**DATA SHOWN:**
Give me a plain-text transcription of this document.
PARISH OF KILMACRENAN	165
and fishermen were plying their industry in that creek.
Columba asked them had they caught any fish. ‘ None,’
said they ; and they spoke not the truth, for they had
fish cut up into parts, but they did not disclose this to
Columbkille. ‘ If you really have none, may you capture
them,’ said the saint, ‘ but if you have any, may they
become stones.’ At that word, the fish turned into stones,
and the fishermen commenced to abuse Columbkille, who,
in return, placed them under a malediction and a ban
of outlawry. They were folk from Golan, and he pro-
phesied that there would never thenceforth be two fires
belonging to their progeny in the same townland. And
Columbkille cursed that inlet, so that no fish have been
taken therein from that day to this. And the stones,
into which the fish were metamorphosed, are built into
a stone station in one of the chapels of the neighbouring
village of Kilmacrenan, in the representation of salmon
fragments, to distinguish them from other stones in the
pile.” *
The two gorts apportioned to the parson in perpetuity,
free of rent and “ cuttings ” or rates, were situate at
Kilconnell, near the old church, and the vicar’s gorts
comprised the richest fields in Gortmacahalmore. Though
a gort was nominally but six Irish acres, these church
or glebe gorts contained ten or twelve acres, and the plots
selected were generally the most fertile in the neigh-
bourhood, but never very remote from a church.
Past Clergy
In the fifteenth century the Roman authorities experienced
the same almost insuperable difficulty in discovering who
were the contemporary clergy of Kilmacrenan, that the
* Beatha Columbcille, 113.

**SET TASK:** Take every line from the data that contains the word "their".

**FINAL RESULT:**
and fishermen were plying their industry in that creek.
belonging to their progeny in the same townland. And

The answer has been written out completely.